## Task to carry out
Transcribe each record below word for word.

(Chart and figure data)
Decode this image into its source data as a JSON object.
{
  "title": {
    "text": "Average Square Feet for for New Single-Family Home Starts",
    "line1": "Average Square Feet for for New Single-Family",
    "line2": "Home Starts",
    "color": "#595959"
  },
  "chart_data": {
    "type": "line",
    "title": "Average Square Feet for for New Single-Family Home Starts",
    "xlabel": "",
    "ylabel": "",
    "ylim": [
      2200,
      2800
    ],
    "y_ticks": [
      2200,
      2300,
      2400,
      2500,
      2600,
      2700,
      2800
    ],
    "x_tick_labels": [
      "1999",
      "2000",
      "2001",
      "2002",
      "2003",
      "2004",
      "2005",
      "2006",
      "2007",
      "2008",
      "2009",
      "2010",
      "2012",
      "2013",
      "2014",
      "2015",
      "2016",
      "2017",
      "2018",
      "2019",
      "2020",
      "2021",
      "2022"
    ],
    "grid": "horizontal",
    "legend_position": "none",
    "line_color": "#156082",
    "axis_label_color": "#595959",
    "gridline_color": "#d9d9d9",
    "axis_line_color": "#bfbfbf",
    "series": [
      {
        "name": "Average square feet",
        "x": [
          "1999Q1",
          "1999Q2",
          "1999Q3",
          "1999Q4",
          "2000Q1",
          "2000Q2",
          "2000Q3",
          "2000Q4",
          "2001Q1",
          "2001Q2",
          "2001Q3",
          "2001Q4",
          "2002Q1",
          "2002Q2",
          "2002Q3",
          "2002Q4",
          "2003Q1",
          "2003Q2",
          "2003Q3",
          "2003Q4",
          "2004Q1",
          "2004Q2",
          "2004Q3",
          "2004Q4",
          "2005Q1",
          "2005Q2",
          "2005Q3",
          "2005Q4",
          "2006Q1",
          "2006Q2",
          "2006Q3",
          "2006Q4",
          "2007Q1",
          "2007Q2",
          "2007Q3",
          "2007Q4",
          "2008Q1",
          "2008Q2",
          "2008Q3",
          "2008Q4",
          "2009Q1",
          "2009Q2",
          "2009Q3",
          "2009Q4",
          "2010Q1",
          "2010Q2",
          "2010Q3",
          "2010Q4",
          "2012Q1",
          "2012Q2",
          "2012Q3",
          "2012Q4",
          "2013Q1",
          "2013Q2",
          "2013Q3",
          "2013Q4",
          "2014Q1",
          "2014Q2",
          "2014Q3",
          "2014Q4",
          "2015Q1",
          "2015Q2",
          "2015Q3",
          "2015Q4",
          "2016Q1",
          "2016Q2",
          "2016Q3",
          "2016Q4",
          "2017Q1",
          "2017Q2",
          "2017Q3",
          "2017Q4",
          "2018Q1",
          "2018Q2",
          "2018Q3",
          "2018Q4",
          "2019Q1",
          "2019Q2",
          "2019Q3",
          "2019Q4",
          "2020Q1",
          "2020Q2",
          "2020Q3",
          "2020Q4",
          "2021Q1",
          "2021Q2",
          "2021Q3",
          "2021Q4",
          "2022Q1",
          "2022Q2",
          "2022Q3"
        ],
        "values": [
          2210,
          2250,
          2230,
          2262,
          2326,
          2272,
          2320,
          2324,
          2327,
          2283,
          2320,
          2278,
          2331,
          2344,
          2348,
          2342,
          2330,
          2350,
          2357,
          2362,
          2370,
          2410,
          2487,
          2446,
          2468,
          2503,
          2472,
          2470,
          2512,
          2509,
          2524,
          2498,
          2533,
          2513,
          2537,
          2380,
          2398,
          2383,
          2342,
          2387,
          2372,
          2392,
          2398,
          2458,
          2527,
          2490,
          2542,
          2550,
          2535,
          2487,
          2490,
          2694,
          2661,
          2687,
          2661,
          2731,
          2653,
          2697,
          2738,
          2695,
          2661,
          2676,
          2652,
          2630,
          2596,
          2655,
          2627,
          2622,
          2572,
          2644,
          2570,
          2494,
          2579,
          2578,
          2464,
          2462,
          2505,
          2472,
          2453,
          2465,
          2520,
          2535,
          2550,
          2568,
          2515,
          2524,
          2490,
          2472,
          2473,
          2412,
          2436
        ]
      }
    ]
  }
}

## Answer for the task
Decode this image into its source data as a JSON object.
{
  "title": {
    "text": "Average Square Feet for for New Single-Family Home Starts",
    "line1": "Average Square Feet for for New Single-Family",
    "line2": "Home Starts",
    "color": "#595959"
  },
  "chart_data": {
    "type": "line",
    "title": "Average Square Feet for for New Single-Family Home Starts",
    "xlabel": "",
    "ylabel": "",
    "ylim": [
      2200,
      2800
    ],
    "y_ticks": [
      2200,
      2300,
      2400,
      2500,
      2600,
      2700,
      2800
    ],
    "x_tick_labels": [
      "1999",
      "2000",
      "2001",
      "2002",
      "2003",
      "2004",
      "2005",
      "2006",
      "2007",
      "2008",
      "2009",
      "2010",
      "2012",
      "2013",
      "2014",
      "2015",
      "2016",
      "2017",
      "2018",
      "2019",
      "2020",
      "2021",
      "2022"
    ],
    "grid": "horizontal",
    "legend_position": "none",
    "line_color": "#156082",
    "axis_label_color": "#595959",
    "gridline_color": "#d9d9d9",
    "axis_line_color": "#bfbfbf",
    "series": [
      {
        "name": "Average square feet",
        "x": [
          "1999Q1",
          "1999Q2",
          "1999Q3",
          "1999Q4",
          "2000Q1",
          "2000Q2",
          "2000Q3",
          "2000Q4",
          "2001Q1",
          "2001Q2",
          "2001Q3",
          "2001Q4",
          "2002Q1",
          "2002Q2",
          "2002Q3",
          "2002Q4",
          "2003Q1",
          "2003Q2",
          "2003Q3",
          "2003Q4",
          "2004Q1",
          "2004Q2",
          "2004Q3",
          "2004Q4",
          "2005Q1",
          "2005Q2",
          "2005Q3",
          "2005Q4",
          "2006Q1",
          "2006Q2",
          "2006Q3",
          "2006Q4",
          "2007Q1",
          "2007Q2",
          "2007Q3",
          "2007Q4",
          "2008Q1",
          "2008Q2",
          "2008Q3",
          "2008Q4",
          "2009Q1",
          "2009Q2",
          "2009Q3",
          "2009Q4",
          "2010Q1",
          "2010Q2",
          "2010Q3",
          "2010Q4",
          "2012Q1",
          "2012Q2",
          "2012Q3",
          "2012Q4",
          "2013Q1",
          "2013Q2",
          "2013Q3",
          "2013Q4",
          "2014Q1",
          "2014Q2",
          "2014Q3",
          "2014Q4",
          "2015Q1",
          "2015Q2",
          "2015Q3",
          "2015Q4",
          "2016Q1",
          "2016Q2",
          "2016Q3",
          "2016Q4",
          "2017Q1",
          "2017Q2",
          "2017Q3",
          "2017Q4",
          "2018Q1",
          "2018Q2",
          "2018Q3",
          "2018Q4",
          "2019Q1",
          "2019Q2",
          "2019Q3",
          "2019Q4",
          "2020Q1",
          "2020Q2",
          "2020Q3",
          "2020Q4",
          "2021Q1",
          "2021Q2",
          "2021Q3",
          "2021Q4",
          "2022Q1",
          "2022Q2",
          "2022Q3"
        ],
        "values": [
          2210,
          2250,
          2230,
          2262,
          2326,
          2272,
          2320,
          2324,
          2327,
          2283,
          2320,
          2278,
          2331,
          2344,
          2348,
          2342,
          2330,
          2350,
          2357,
          2362,
          2370,
          2410,
          2487,
          2446,
          2468,
          2503,
          2472,
          2470,
          2512,
          2509,
          2524,
          2498,
          2533,
          2513,
          2537,
          2380,
          2398,
          2383,
          2342,
          2387,
          2372,
          2392,
          2398,
          2458,
          2527,
          2490,
          2542,
          2550,
          2535,
          2487,
          2490,
          2694,
          2661,
          2687,
          2661,
          2731,
          2653,
          2697,
          2738,
          2695,
          2661,
          2676,
          2652,
          2630,
          2596,
          2655,
          2627,
          2622,
          2572,
          2644,
          2570,
          2494,
          2579,
          2578,
          2464,
          2462,
          2505,
          2472,
          2453,
          2465,
          2520,
          2535,
          2550,
          2568,
          2515,
          2524,
          2490,
          2472,
          2473,
          2412,
          2436
        ]
      }
    ]
  }
}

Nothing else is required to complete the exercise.